TEXT:
The present study found no difference in the success rate of implants immediately loaded with orthodontic forces and implants where the application of the orthodontic force was delayed after the recommended 4 months for osteointegration (91% vs 89%, respectively). Both clinical and radiographic assessments of successful implants in both groups revealed favorable outcomes. Therefore, the results of the present RCT confirm the observations reported in the systematic review by Skeggs and coworkers.1 Nevertheless, the hazard of the occlusal force needs to be evaluated apart from the orthodontic force applied to the implants, and a follow-up study is needed using a large sample, according to a standardized magnitude of force.
Although the minimum follow-up time was 2 years, the sample was observed for a mean of 3.4 years (SD = 1.3) to validate the implants' stability for a longer period. All 18 implants that were successful at the first 6-month evaluation were still in perfect condition in terms of the aforementioned criteria.

MATERIAL PROVIDED:
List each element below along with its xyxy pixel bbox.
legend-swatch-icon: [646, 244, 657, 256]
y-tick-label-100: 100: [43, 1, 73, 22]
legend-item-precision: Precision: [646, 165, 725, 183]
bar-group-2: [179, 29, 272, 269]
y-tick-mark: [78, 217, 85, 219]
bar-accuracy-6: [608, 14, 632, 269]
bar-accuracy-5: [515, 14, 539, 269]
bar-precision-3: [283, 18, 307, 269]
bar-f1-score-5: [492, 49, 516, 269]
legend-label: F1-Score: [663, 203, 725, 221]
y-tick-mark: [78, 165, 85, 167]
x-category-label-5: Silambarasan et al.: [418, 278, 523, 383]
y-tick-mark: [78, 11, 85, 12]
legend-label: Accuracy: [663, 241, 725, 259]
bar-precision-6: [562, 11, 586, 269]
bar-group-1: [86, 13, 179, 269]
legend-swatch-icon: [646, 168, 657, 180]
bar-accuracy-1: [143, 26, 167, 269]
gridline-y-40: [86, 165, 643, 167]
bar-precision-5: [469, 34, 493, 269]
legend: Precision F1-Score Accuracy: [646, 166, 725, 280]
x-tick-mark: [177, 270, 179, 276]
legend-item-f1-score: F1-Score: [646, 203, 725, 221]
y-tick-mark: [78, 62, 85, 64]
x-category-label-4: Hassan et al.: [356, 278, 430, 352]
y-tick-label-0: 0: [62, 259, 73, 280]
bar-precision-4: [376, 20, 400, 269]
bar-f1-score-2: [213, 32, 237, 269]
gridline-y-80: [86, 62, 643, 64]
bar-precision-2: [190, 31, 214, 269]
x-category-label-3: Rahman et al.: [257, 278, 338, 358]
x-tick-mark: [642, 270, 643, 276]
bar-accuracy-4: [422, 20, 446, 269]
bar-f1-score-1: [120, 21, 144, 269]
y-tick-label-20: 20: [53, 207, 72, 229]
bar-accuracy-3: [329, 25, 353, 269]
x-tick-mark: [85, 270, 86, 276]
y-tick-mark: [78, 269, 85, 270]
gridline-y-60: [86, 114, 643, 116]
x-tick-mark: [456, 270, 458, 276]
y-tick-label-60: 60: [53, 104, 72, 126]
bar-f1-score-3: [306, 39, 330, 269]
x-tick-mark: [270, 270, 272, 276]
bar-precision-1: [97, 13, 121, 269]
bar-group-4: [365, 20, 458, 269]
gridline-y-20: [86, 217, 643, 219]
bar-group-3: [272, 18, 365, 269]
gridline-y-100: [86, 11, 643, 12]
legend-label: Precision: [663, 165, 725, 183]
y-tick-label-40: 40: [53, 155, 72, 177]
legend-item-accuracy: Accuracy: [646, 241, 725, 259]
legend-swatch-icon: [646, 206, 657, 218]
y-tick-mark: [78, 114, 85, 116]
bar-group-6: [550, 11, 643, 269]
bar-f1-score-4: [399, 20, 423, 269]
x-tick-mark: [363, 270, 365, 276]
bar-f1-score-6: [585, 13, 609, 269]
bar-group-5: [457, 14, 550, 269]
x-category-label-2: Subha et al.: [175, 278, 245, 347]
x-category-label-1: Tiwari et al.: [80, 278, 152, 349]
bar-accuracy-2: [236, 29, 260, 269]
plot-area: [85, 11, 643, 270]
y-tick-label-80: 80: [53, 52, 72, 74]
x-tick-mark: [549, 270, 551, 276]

ABOUT THIS TASK: Copy out the passage of the implant study from "The present study" up to and including "magnitude of force.", word for word.

ANSWER SECTION:
The present study found no difference in the success rate of implants immediately loaded with orthodontic forces and implants where the application of the orthodontic force was delayed after the recommended 4 months for osteointegration (91% vs 89%, respectively). Both clinical and radiographic assessments of successful implants in both groups revealed favorable outcomes. Therefore, the results of the present RCT confirm the observations reported in the systematic review by Skeggs and coworkers.1 Nevertheless, the hazard of the occlusal force needs to be evaluated apart from the orthodontic force applied to the implants, and a follow-up study is needed using a large sample, according to a standardized magnitude of force.